*What the task requires*:
Reproduce every record below exactly as written, but leave out any pictures.

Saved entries
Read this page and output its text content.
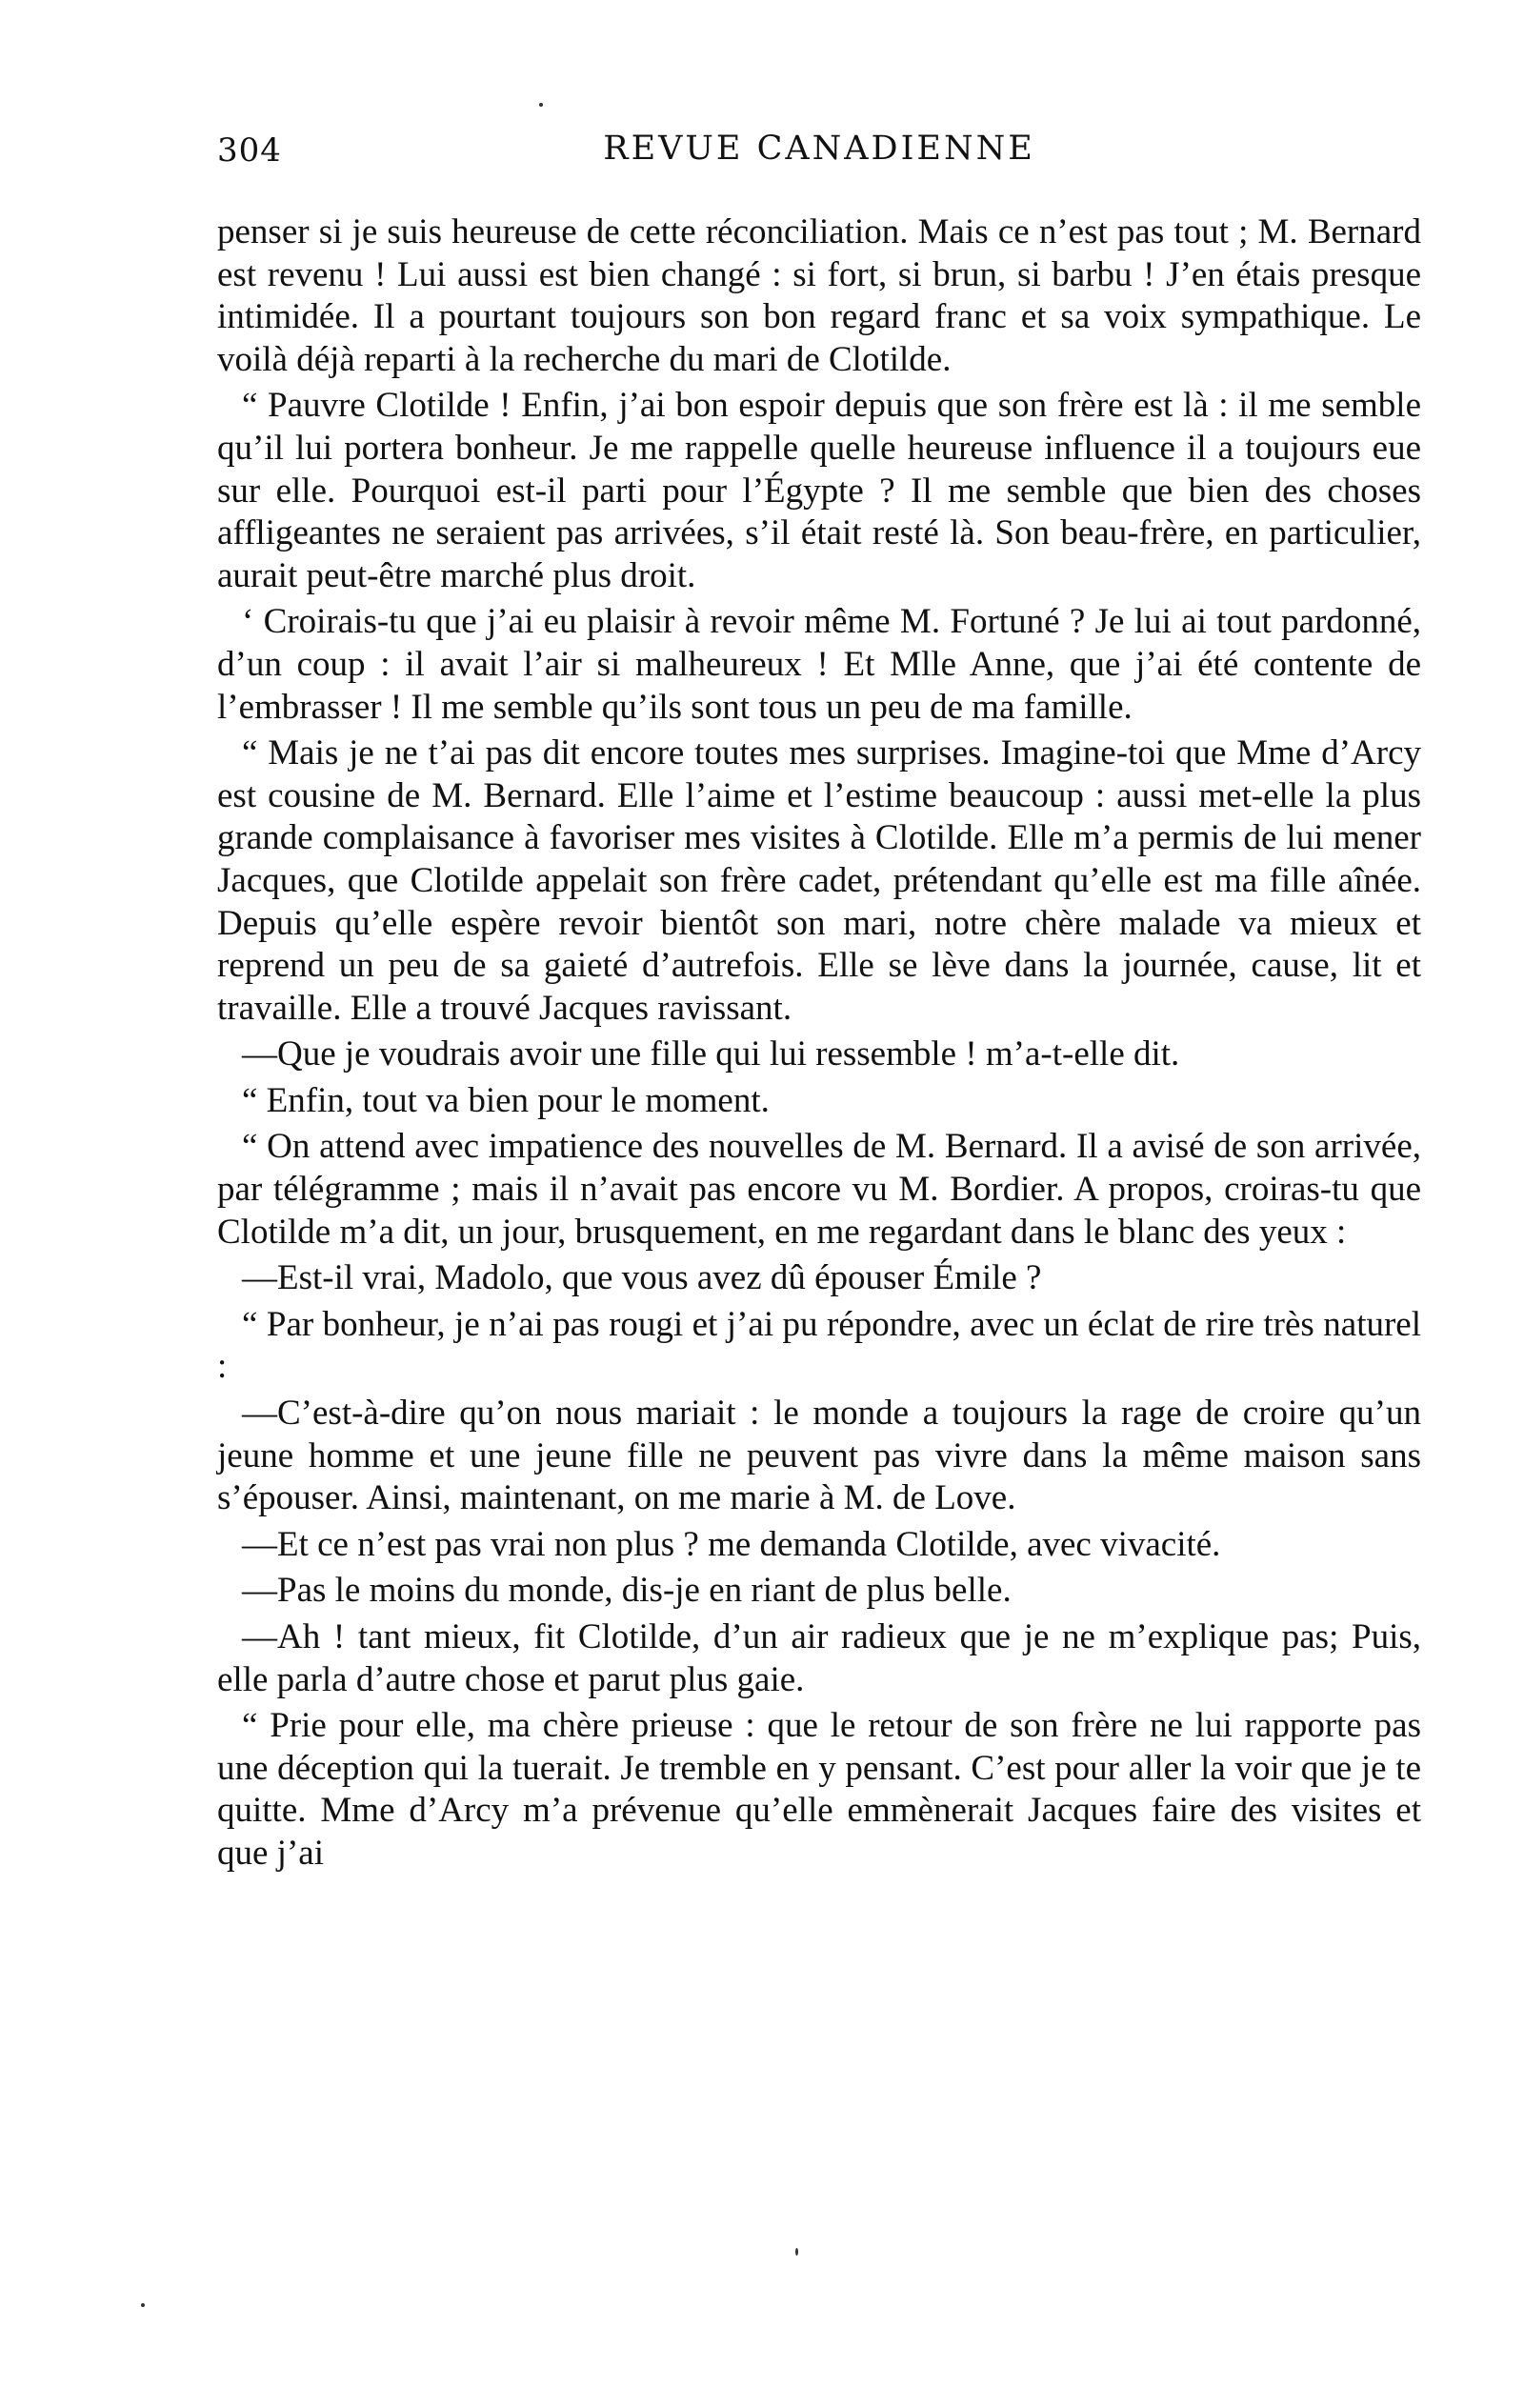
304	REVUE CANADIENNE

penser si je suis heureuse de cette réconciliation. Mais ce n’est pas tout ; M. Bernard est revenu ! Lui aussi est bien changé : si fort, si brun, si barbu ! J’en étais presque intimidée. Il a pourtant toujours son bon regard franc et sa voix sympathique. Le voilà déjà reparti à la recherche du mari de Clotilde.

“ Pauvre Clotilde ! Enfin, j’ai bon espoir depuis que son frère est là : il me semble qu’il lui portera bonheur. Je me rappelle quelle heureuse influence il a toujours eue sur elle. Pourquoi est-il parti pour l’Égypte ? Il me semble que bien des choses affligeantes ne seraient pas arrivées, s’il était resté là. Son beau-frère, en particulier, aurait peut-être marché plus droit.

‘ Croirais-tu que j’ai eu plaisir à revoir même M. Fortuné ? Je lui ai tout pardonné, d’un coup : il avait l’air si malheureux ! Et Mlle Anne, que j’ai été contente de l’embrasser ! Il me semble qu’ils sont tous un peu de ma famille.

“ Mais je ne t’ai pas dit encore toutes mes surprises. Imagine-toi que Mme d’Arcy est cousine de M. Bernard. Elle l’aime et l’estime beaucoup : aussi met-elle la plus grande complaisance à favoriser mes visites à Clotilde. Elle m’a permis de lui mener Jacques, que Clotilde appelait son frère cadet, prétendant qu’elle est ma fille aînée. Depuis qu’elle espère revoir bientôt son mari, notre chère malade va mieux et reprend un peu de sa gaieté d’autrefois. Elle se lève dans la journée, cause, lit et travaille. Elle a trouvé Jacques ravissant.

—Que je voudrais avoir une fille qui lui ressemble ! m’a-t-elle dit.

“ Enfin, tout va bien pour le moment.

“ On attend avec impatience des nouvelles de M. Bernard. Il a avisé de son arrivée, par télégramme ; mais il n’avait pas encore vu M. Bordier. A propos, croiras-tu que Clotilde m’a dit, un jour, brusquement, en me regardant dans le blanc des yeux :

—Est-il vrai, Madolo, que vous avez dû épouser Émile ?

“ Par bonheur, je n’ai pas rougi et j’ai pu répondre, avec un éclat de rire très naturel :

—C’est-à-dire qu’on nous mariait : le monde a toujours la rage de croire qu’un jeune homme et une jeune fille ne peuvent pas vivre dans la même maison sans s’épouser. Ainsi, maintenant, on me marie à M. de Love.

—Et ce n’est pas vrai non plus ? me demanda Clotilde, avec vivacité.

—Pas le moins du monde, dis-je en riant de plus belle.

—Ah ! tant mieux, fit Clotilde, d’un air radieux que je ne m’explique pas; Puis, elle parla d’autre chose et parut plus gaie.

“ Prie pour elle, ma chère prieuse : que le retour de son frère ne lui rapporte pas une déception qui la tuerait. Je tremble en y pensant. C’est pour aller la voir que je te quitte. Mme d’Arcy m’a prévenue qu’elle emmènerait Jacques faire des visites et que j’ai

*Written response*:
Read this page and output its text content.
304	REVUE CANADIENNE

penser si je suis heureuse de cette réconciliation. Mais ce n’est pas tout ; M. Bernard est revenu ! Lui aussi est bien changé : si fort, si brun, si barbu ! J’en étais presque intimidée. Il a pourtant toujours son bon regard franc et sa voix sympathique. Le voilà déjà reparti à la recherche du mari de Clotilde.

“ Pauvre Clotilde ! Enfin, j’ai bon espoir depuis que son frère est là : il me semble qu’il lui portera bonheur. Je me rappelle quelle heureuse influence il a toujours eue sur elle. Pourquoi est-il parti pour l’Égypte ? Il me semble que bien des choses affligeantes ne seraient pas arrivées, s’il était resté là. Son beau-frère, en particulier, aurait peut-être marché plus droit.

‘ Croirais-tu que j’ai eu plaisir à revoir même M. Fortuné ? Je lui ai tout pardonné, d’un coup : il avait l’air si malheureux ! Et Mlle Anne, que j’ai été contente de l’embrasser ! Il me semble qu’ils sont tous un peu de ma famille.

“ Mais je ne t’ai pas dit encore toutes mes surprises. Imagine-toi que Mme d’Arcy est cousine de M. Bernard. Elle l’aime et l’estime beaucoup : aussi met-elle la plus grande complaisance à favoriser mes visites à Clotilde. Elle m’a permis de lui mener Jacques, que Clotilde appelait son frère cadet, prétendant qu’elle est ma fille aînée. Depuis qu’elle espère revoir bientôt son mari, notre chère malade va mieux et reprend un peu de sa gaieté d’autrefois. Elle se lève dans la journée, cause, lit et travaille. Elle a trouvé Jacques ravissant.

—Que je voudrais avoir une fille qui lui ressemble ! m’a-t-elle dit.

“ Enfin, tout va bien pour le moment.

“ On attend avec impatience des nouvelles de M. Bernard. Il a avisé de son arrivée, par télégramme ; mais il n’avait pas encore vu M. Bordier. A propos, croiras-tu que Clotilde m’a dit, un jour, brusquement, en me regardant dans le blanc des yeux :

—Est-il vrai, Madolo, que vous avez dû épouser Émile ?

“ Par bonheur, je n’ai pas rougi et j’ai pu répondre, avec un éclat de rire très naturel :

—C’est-à-dire qu’on nous mariait : le monde a toujours la rage de croire qu’un jeune homme et une jeune fille ne peuvent pas vivre dans la même maison sans s’épouser. Ainsi, maintenant, on me marie à M. de Love.

—Et ce n’est pas vrai non plus ? me demanda Clotilde, avec vivacité.

—Pas le moins du monde, dis-je en riant de plus belle.

—Ah ! tant mieux, fit Clotilde, d’un air radieux que je ne m’explique pas; Puis, elle parla d’autre chose et parut plus gaie.

“ Prie pour elle, ma chère prieuse : que le retour de son frère ne lui rapporte pas une déception qui la tuerait. Je tremble en y pensant. C’est pour aller la voir que je te quitte. Mme d’Arcy m’a prévenue qu’elle emmènerait Jacques faire des visites et que j’ai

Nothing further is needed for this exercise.